• [Written exercise]:
Quote the records below word for word, from their first line through the line that contains "demopolis-logo: DEMOPOLIS xyxy=(415,474,611,509)", including both of those lines.

--- BEGIN Dataset rows ---

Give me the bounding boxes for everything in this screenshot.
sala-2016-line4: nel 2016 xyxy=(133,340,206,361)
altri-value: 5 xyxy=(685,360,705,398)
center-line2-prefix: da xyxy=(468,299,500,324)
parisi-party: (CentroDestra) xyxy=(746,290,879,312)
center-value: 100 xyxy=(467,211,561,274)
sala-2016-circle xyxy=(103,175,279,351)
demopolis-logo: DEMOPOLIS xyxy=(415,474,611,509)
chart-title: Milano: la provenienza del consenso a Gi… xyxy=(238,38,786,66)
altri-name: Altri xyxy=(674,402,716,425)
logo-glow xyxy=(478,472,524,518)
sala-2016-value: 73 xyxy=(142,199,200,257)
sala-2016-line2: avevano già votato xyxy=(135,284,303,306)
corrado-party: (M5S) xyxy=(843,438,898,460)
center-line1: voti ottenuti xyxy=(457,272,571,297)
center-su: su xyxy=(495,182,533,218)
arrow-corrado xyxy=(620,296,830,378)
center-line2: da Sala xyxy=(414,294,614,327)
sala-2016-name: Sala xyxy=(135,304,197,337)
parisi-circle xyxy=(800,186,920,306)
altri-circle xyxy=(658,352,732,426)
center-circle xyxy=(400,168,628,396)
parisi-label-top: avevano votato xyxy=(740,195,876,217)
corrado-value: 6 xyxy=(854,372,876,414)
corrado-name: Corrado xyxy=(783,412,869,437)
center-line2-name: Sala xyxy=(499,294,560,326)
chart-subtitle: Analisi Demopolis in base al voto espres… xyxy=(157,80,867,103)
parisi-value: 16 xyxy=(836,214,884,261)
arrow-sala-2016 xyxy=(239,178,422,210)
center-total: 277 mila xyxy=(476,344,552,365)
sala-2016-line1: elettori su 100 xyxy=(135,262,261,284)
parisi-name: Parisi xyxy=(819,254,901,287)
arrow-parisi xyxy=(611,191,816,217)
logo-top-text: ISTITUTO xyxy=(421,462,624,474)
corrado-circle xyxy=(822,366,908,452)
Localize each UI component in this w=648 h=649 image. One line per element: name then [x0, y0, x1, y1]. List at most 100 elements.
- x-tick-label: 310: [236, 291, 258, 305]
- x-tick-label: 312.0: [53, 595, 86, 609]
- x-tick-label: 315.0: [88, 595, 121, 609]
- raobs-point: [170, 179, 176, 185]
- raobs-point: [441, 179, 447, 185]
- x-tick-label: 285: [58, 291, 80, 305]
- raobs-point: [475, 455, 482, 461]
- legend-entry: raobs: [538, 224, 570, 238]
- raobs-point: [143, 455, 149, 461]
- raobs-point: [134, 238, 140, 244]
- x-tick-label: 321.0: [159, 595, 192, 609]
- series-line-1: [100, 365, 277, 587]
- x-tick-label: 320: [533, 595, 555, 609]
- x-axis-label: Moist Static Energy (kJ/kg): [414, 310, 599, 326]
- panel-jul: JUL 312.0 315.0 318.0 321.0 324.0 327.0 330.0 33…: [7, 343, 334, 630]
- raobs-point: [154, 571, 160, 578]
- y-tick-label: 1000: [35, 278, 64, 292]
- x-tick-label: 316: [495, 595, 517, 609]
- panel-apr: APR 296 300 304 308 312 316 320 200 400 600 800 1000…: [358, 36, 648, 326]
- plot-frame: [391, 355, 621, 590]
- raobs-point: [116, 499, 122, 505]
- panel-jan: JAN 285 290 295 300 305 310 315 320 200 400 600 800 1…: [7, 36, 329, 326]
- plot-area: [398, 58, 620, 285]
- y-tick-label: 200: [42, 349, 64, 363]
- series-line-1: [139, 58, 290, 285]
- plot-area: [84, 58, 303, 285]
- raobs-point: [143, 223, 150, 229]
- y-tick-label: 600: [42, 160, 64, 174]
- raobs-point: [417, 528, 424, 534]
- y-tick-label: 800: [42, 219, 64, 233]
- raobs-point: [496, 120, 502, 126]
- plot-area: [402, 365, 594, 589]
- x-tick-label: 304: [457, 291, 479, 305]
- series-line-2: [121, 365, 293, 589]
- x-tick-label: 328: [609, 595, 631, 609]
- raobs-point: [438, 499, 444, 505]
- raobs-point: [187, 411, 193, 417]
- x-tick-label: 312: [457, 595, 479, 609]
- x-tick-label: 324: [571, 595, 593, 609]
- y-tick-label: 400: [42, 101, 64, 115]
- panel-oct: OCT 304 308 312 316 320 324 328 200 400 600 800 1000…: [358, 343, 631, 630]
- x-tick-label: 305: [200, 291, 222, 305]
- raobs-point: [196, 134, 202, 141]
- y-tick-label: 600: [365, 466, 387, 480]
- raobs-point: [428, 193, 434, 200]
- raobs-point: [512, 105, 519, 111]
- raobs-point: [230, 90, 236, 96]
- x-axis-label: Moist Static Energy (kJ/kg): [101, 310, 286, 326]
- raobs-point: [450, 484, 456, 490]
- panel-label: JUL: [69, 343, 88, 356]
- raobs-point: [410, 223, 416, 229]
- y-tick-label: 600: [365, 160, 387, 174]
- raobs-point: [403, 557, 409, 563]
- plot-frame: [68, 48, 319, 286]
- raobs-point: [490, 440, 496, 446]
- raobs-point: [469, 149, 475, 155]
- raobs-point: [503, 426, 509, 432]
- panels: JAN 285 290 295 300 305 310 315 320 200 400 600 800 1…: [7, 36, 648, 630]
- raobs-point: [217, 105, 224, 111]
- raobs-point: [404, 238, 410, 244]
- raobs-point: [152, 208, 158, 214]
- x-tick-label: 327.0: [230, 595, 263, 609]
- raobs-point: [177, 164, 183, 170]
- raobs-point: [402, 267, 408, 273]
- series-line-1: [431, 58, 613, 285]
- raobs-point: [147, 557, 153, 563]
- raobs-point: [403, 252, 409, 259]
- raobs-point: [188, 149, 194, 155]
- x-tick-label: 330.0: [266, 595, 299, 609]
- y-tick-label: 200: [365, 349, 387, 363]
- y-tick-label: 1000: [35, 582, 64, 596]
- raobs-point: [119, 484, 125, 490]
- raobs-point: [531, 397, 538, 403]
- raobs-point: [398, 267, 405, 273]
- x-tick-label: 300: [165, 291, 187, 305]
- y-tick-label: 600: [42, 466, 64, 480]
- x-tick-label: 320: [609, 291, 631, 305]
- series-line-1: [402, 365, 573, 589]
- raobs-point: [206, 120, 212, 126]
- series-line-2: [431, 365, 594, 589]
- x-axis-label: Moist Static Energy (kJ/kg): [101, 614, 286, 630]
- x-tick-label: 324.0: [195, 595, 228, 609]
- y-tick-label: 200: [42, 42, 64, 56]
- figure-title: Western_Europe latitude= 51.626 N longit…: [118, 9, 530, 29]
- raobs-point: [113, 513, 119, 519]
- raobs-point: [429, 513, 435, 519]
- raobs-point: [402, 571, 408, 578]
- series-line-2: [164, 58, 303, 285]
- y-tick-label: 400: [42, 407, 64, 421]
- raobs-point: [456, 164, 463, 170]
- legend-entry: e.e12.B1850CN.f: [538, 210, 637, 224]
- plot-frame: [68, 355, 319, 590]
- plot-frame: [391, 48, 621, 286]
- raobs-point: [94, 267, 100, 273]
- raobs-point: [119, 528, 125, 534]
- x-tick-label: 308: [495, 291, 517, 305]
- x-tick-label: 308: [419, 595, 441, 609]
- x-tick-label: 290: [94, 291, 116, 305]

--- END Dataset rows ---

• [Output of the task]:
Give me the bounding boxes for everything in this screenshot.
sala-2016-line4: nel 2016 xyxy=(133,340,206,361)
altri-value: 5 xyxy=(685,360,705,398)
center-line2-prefix: da xyxy=(468,299,500,324)
parisi-party: (CentroDestra) xyxy=(746,290,879,312)
center-value: 100 xyxy=(467,211,561,274)
sala-2016-circle xyxy=(103,175,279,351)
demopolis-logo: DEMOPOLIS xyxy=(415,474,611,509)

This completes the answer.